PROVIDED MATERIAL:

○ ○ ○

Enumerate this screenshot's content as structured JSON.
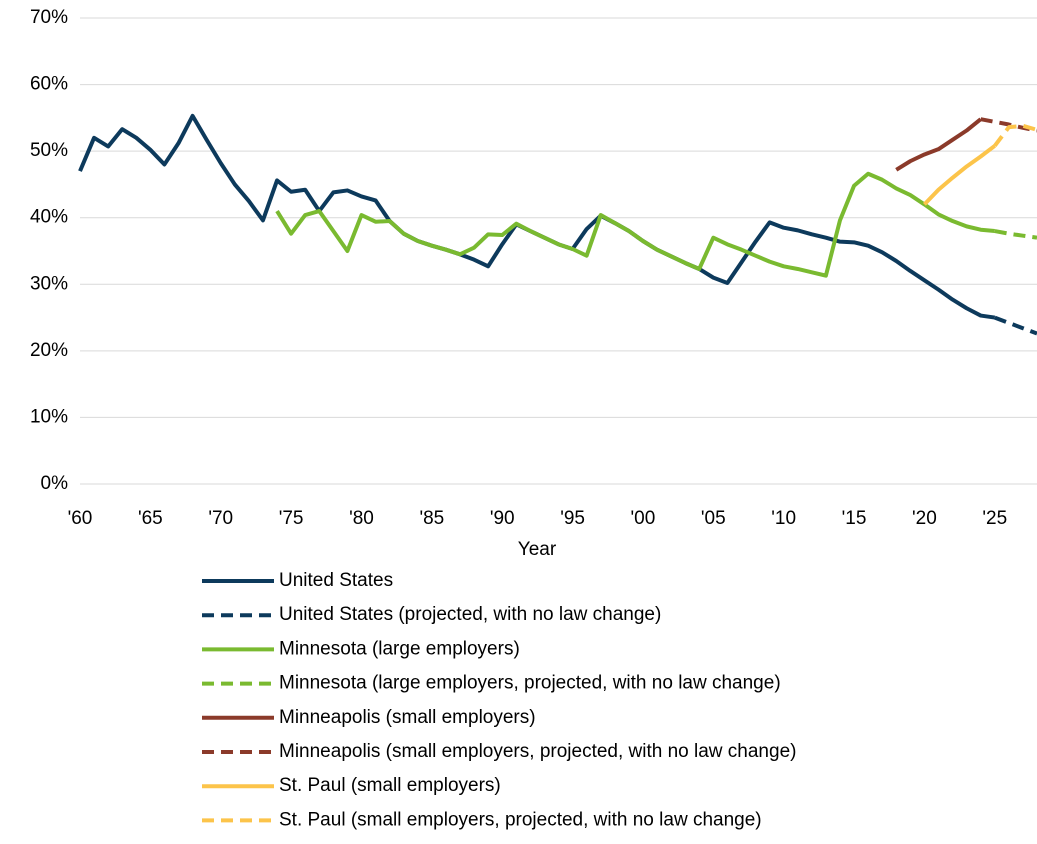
{
  "chart_data": {
    "type": "line",
    "x_label": "Year",
    "xlim": [
      1960,
      2028
    ],
    "xticks": [
      {
        "value": 1960,
        "label": "'60"
      },
      {
        "value": 1965,
        "label": "'65"
      },
      {
        "value": 1970,
        "label": "'70"
      },
      {
        "value": 1975,
        "label": "'75"
      },
      {
        "value": 1980,
        "label": "'80"
      },
      {
        "value": 1985,
        "label": "'85"
      },
      {
        "value": 1990,
        "label": "'90"
      },
      {
        "value": 1995,
        "label": "'95"
      },
      {
        "value": 2000,
        "label": "'00"
      },
      {
        "value": 2005,
        "label": "'05"
      },
      {
        "value": 2010,
        "label": "'10"
      },
      {
        "value": 2015,
        "label": "'15"
      },
      {
        "value": 2020,
        "label": "'20"
      },
      {
        "value": 2025,
        "label": "'25"
      }
    ],
    "ylim": [
      0,
      70
    ],
    "yticks": [
      {
        "value": 0,
        "label": "0%"
      },
      {
        "value": 10,
        "label": "10%"
      },
      {
        "value": 20,
        "label": "20%"
      },
      {
        "value": 30,
        "label": "30%"
      },
      {
        "value": 40,
        "label": "40%"
      },
      {
        "value": 50,
        "label": "50%"
      },
      {
        "value": 60,
        "label": "60%"
      },
      {
        "value": 70,
        "label": "70%"
      }
    ],
    "grid": true,
    "legend": "bottom",
    "series": [
      {
        "name": "United States",
        "color": "#0d3a5c",
        "dashed": false,
        "x": [
          1960,
          1961,
          1962,
          1963,
          1964,
          1965,
          1966,
          1967,
          1968,
          1969,
          1970,
          1971,
          1972,
          1973,
          1974,
          1975,
          1976,
          1977,
          1978,
          1979,
          1980,
          1981,
          1982,
          1983,
          1984,
          1985,
          1986,
          1987,
          1988,
          1989,
          1990,
          1991,
          1992,
          1993,
          1994,
          1995,
          1996,
          1997,
          1998,
          1999,
          2000,
          2001,
          2002,
          2003,
          2004,
          2005,
          2006,
          2007,
          2008,
          2009,
          2010,
          2011,
          2012,
          2013,
          2014,
          2015,
          2016,
          2017,
          2018,
          2019,
          2020,
          2021,
          2022,
          2023,
          2024,
          2025
        ],
        "values": [
          47,
          52,
          50.7,
          53.3,
          52,
          50.2,
          48,
          51.2,
          55.3,
          51.7,
          48.2,
          45,
          42.5,
          39.6,
          45.6,
          43.9,
          44.2,
          41,
          43.8,
          44.1,
          43.2,
          42.6,
          39.5,
          37.6,
          36.5,
          35.8,
          35.2,
          34.5,
          33.7,
          32.7,
          36,
          39,
          38,
          37,
          36,
          35.3,
          38.3,
          40.3,
          39.2,
          38,
          36.5,
          35.2,
          34.2,
          33.2,
          32.3,
          31,
          30.2,
          33.3,
          36.4,
          39.3,
          38.5,
          38.1,
          37.5,
          37,
          36.4,
          36.3,
          35.8,
          34.8,
          33.5,
          32,
          30.6,
          29.2,
          27.7,
          26.4,
          25.3,
          25
        ]
      },
      {
        "name": "United States (projected, with no law change)",
        "color": "#0d3a5c",
        "dashed": true,
        "x": [
          2025,
          2026,
          2027,
          2028
        ],
        "values": [
          25,
          24.2,
          23.4,
          22.6
        ]
      },
      {
        "name": "Minnesota (large employers)",
        "color": "#7aba30",
        "dashed": false,
        "x": [
          1974,
          1975,
          1976,
          1977,
          1978,
          1979,
          1980,
          1981,
          1982,
          1983,
          1984,
          1985,
          1986,
          1987,
          1988,
          1989,
          1990,
          1991,
          1992,
          1993,
          1994,
          1995,
          1996,
          1997,
          1998,
          1999,
          2000,
          2001,
          2002,
          2003,
          2004,
          2005,
          2006,
          2007,
          2008,
          2009,
          2010,
          2011,
          2012,
          2013,
          2014,
          2015,
          2016,
          2017,
          2018,
          2019,
          2020,
          2021,
          2022,
          2023,
          2024,
          2025
        ],
        "values": [
          41,
          37.6,
          40.4,
          41,
          38,
          35,
          40.4,
          39.4,
          39.5,
          37.6,
          36.5,
          35.8,
          35.2,
          34.5,
          35.5,
          37.5,
          37.4,
          39.1,
          38,
          37,
          36,
          35.3,
          34.3,
          40.4,
          39.2,
          38,
          36.5,
          35.2,
          34.2,
          33.2,
          32.3,
          37,
          36,
          35.2,
          34.3,
          33.4,
          32.7,
          32.3,
          31.8,
          31.3,
          39.6,
          44.8,
          46.6,
          45.7,
          44.4,
          43.4,
          42,
          40.5,
          39.5,
          38.7,
          38.2,
          38
        ]
      },
      {
        "name": "Minnesota (large employers, projected, with no law change)",
        "color": "#7aba30",
        "dashed": true,
        "x": [
          2025,
          2026,
          2027,
          2028
        ],
        "values": [
          38,
          37.6,
          37.3,
          37
        ]
      },
      {
        "name": "Minneapolis (small employers)",
        "color": "#8b3a2a",
        "dashed": false,
        "x": [
          2018,
          2019,
          2020,
          2021,
          2022,
          2023,
          2024
        ],
        "values": [
          47.2,
          48.5,
          49.5,
          50.3,
          51.7,
          53.1,
          54.8
        ]
      },
      {
        "name": "Minneapolis (small employers, projected, with no law change)",
        "color": "#8b3a2a",
        "dashed": true,
        "x": [
          2024,
          2025,
          2026,
          2027,
          2028
        ],
        "values": [
          54.8,
          54.4,
          54,
          53.5,
          53.1
        ]
      },
      {
        "name": "St. Paul (small employers)",
        "color": "#fcc44a",
        "dashed": false,
        "x": [
          2020,
          2021,
          2022,
          2023,
          2024,
          2025
        ],
        "values": [
          42,
          44.2,
          46,
          47.7,
          49.2,
          50.8
        ]
      },
      {
        "name": "St. Paul (small employers, projected, with no law change)",
        "color": "#fcc44a",
        "dashed": true,
        "x": [
          2025,
          2026,
          2027,
          2028
        ],
        "values": [
          50.8,
          53.6,
          53.8,
          53.2
        ]
      }
    ]
  }
}
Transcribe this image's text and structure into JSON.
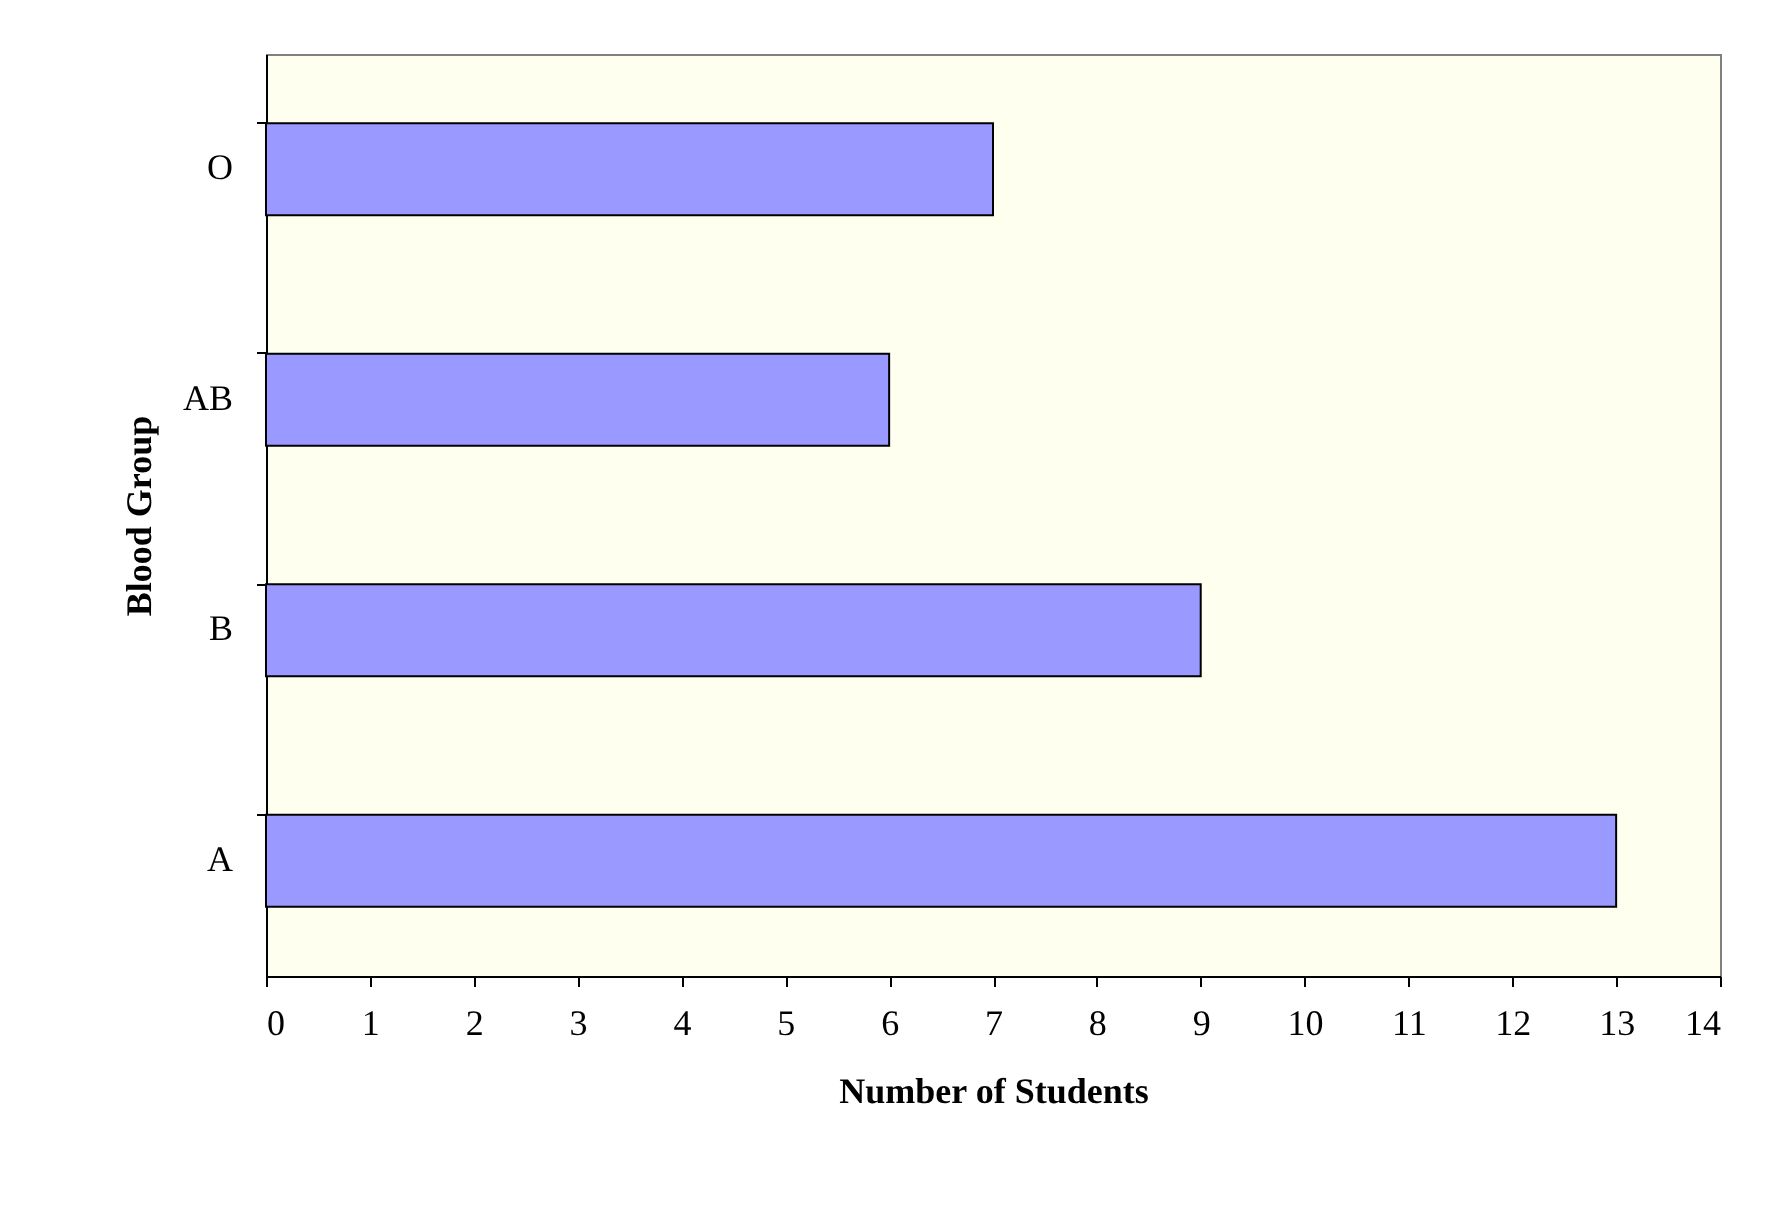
{
  "chart_data": {
    "type": "bar",
    "orientation": "horizontal",
    "xlabel": "Number of Students",
    "ylabel": "Blood Group",
    "categories": [
      "O",
      "AB",
      "B",
      "A"
    ],
    "values": [
      7,
      6,
      9,
      13
    ],
    "color": "#9999ff",
    "xlim": [
      0,
      14
    ],
    "xticks": [
      0,
      1,
      2,
      3,
      4,
      5,
      6,
      7,
      8,
      9,
      10,
      11,
      12,
      13,
      14
    ],
    "grid": false
  }
}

○ ○ ○

WHAT YOU HAVE TO DO: Copy exactly the lines from the line containing "Transcribe this image's" through the last line of the records, both included, and omit every picture.

WRITTEN ANSWER:
Transcribe this image's text and structure into JSON.
{
  "chart_data": {
    "type": "bar",
    "orientation": "horizontal",
    "xlabel": "Number of Students",
    "ylabel": "Blood Group",
    "categories": [
      "O",
      "AB",
      "B",
      "A"
    ],
    "values": [
      7,
      6,
      9,
      13
    ],
    "color": "#9999ff",
    "xlim": [
      0,
      14
    ],
    "xticks": [
      0,
      1,
      2,
      3,
      4,
      5,
      6,
      7,
      8,
      9,
      10,
      11,
      12,
      13,
      14
    ],
    "grid": false
  }
}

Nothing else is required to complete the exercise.